Task objective: Rewrite the records below, changing every "digital camera" to "imaging device" and leaving all other text as it stands.

Working data:

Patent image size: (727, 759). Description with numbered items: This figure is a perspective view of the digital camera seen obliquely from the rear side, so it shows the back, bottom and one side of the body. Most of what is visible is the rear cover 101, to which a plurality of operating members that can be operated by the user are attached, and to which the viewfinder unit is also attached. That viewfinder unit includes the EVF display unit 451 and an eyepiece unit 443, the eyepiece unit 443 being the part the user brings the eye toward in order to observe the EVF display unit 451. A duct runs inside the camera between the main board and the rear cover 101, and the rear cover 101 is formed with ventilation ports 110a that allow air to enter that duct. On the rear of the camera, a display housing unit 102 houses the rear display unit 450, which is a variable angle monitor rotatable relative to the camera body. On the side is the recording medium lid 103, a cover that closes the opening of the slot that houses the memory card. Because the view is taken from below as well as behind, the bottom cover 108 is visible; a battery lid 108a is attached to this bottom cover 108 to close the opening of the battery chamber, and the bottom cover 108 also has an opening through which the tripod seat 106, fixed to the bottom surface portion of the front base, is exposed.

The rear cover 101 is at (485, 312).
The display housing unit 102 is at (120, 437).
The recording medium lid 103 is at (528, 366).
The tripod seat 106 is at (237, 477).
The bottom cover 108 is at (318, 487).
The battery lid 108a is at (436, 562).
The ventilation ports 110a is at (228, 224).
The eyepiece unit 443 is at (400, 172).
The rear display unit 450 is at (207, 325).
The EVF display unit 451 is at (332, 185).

Reply to the exercise:
Patent image size: (727, 759). Description with numbered items: This figure is a perspective view of the imaging device seen obliquely from the rear side, so it shows the back, bottom and one side of the body. Most of what is visible is the rear cover 101, to which a plurality of operating members that can be operated by the user are attached, and to which the viewfinder unit is also attached. That viewfinder unit includes the EVF display unit 451 and an eyepiece unit 443, the eyepiece unit 443 being the part the user brings the eye toward in order to observe the EVF display unit 451. A duct runs inside the camera between the main board and the rear cover 101, and the rear cover 101 is formed with ventilation ports 110a that allow air to enter that duct. On the rear of the camera, a display housing unit 102 houses the rear display unit 450, which is a variable angle monitor rotatable relative to the camera body. On the side is the recording medium lid 103, a cover that closes the opening of the slot that houses the memory card. Because the view is taken from below as well as behind, the bottom cover 108 is visible; a battery lid 108a is attached to this bottom cover 108 to close the opening of the battery chamber, and the bottom cover 108 also has an opening through which the tripod seat 106, fixed to the bottom surface portion of the front base, is exposed.

The rear cover 101 is at (485, 312).
The display housing unit 102 is at (120, 437).
The recording medium lid 103 is at (528, 366).
The tripod seat 106 is at (237, 477).
The bottom cover 108 is at (318, 487).
The battery lid 108a is at (436, 562).
The ventilation ports 110a is at (228, 224).
The eyepiece unit 443 is at (400, 172).
The rear display unit 450 is at (207, 325).
The EVF display unit 451 is at (332, 185).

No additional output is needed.